WHAT YOU WILL DO: Scan the data for lines with "name" and report the count by itself.

Data entries:
>>
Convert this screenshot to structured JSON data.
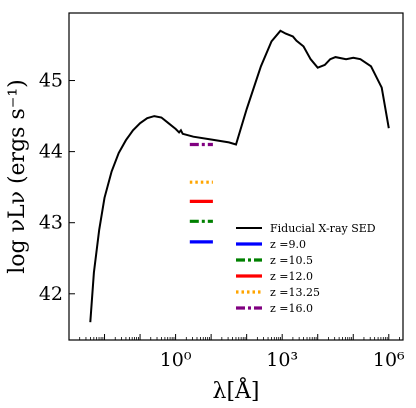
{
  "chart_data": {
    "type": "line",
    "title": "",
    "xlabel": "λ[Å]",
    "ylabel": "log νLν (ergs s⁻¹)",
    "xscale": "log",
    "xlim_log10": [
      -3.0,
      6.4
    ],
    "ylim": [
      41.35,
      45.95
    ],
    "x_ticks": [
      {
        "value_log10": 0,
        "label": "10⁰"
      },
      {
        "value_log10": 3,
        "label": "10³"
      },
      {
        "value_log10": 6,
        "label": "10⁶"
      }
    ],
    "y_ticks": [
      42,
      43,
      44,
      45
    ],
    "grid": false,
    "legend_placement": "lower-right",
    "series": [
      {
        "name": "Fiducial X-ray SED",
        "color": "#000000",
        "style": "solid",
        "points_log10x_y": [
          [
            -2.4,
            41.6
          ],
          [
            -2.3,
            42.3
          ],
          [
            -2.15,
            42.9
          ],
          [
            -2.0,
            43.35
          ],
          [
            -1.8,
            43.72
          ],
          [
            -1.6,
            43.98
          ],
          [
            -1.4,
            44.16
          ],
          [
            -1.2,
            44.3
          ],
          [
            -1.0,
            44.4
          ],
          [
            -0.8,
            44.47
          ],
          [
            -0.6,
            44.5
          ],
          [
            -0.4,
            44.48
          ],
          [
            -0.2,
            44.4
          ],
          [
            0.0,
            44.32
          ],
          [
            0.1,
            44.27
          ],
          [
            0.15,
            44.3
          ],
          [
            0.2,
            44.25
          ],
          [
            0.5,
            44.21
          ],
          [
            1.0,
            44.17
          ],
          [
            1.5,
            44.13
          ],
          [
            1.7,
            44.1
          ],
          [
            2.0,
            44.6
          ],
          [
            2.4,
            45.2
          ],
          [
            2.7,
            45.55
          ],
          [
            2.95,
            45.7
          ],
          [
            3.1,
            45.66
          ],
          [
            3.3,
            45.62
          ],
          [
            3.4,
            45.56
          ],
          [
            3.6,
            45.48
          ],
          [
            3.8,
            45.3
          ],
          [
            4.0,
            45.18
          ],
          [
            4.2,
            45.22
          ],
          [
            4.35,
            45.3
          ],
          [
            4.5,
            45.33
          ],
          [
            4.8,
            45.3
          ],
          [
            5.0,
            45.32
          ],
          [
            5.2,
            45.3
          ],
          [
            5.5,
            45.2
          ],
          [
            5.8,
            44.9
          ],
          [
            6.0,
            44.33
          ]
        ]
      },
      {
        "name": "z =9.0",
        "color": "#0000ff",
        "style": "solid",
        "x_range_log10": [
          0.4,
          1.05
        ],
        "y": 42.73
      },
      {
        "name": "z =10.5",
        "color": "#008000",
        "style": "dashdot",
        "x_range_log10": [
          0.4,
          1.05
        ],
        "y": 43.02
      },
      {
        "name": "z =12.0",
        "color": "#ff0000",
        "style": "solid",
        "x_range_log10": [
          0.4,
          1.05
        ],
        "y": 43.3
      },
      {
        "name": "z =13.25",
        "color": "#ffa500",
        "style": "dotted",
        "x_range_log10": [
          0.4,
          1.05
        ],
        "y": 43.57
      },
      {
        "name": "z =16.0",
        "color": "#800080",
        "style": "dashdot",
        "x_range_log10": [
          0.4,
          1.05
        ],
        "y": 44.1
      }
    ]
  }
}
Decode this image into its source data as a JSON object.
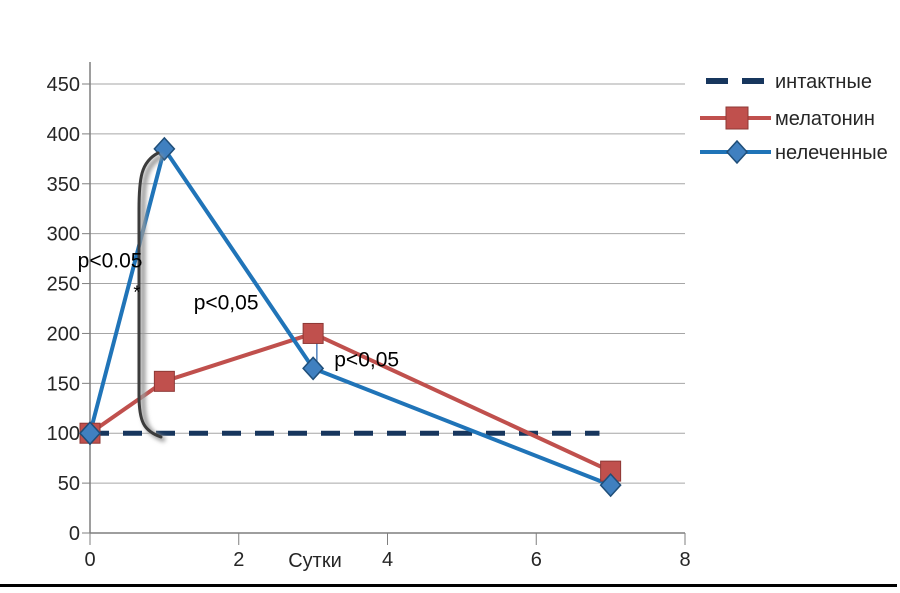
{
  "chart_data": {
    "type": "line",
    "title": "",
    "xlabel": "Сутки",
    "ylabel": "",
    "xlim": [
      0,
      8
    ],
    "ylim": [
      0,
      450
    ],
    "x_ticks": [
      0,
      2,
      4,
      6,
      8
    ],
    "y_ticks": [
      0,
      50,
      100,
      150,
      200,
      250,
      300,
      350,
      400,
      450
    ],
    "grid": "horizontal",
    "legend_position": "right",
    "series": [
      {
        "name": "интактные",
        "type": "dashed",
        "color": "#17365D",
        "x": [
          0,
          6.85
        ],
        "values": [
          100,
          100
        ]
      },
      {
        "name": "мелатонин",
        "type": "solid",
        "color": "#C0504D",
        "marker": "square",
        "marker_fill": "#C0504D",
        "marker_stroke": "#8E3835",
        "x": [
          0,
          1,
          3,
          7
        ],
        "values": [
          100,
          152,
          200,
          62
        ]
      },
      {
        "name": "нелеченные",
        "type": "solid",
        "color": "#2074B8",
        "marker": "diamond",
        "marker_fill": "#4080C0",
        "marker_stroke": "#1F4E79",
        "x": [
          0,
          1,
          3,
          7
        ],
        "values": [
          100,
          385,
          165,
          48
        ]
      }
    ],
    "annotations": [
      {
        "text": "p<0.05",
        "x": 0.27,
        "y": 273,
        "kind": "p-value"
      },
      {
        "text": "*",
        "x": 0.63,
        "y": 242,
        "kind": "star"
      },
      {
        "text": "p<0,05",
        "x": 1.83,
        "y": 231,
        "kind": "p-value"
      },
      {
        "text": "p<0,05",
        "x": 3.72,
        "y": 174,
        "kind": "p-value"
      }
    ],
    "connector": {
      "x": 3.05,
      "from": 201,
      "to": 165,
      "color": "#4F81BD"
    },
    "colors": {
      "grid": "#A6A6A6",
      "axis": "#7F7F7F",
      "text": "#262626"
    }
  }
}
<<
>>
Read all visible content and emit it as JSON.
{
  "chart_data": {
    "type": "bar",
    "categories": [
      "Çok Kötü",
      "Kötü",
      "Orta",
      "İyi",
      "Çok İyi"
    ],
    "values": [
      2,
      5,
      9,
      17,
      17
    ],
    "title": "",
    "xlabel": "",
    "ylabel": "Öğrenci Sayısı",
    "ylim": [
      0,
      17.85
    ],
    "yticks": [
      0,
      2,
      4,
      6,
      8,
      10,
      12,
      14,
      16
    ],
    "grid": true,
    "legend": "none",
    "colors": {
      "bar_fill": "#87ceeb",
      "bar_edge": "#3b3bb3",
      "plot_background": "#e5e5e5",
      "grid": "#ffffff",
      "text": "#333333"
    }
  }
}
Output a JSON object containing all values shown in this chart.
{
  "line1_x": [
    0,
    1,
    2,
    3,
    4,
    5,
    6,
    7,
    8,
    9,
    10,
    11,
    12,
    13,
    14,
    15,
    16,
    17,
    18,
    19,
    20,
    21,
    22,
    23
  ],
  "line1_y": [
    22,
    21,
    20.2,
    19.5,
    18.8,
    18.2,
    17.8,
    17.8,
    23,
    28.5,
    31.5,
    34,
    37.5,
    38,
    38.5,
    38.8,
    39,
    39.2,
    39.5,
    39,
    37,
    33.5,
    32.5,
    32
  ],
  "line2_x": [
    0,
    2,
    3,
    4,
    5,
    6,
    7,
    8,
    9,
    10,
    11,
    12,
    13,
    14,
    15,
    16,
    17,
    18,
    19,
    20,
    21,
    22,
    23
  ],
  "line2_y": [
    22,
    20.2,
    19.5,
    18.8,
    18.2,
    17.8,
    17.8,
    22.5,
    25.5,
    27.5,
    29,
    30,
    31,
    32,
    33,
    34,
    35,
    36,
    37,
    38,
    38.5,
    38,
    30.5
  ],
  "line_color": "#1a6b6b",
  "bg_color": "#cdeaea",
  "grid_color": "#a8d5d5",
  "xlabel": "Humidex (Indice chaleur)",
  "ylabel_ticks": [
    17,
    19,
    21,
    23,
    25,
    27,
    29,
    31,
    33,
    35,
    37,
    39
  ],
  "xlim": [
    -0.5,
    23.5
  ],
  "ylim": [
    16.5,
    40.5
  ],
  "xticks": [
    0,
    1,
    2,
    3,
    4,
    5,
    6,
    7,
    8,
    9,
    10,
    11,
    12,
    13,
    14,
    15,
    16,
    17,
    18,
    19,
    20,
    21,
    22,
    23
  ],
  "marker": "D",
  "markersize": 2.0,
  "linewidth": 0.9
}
<<
WRITTEN SOLUTION: 9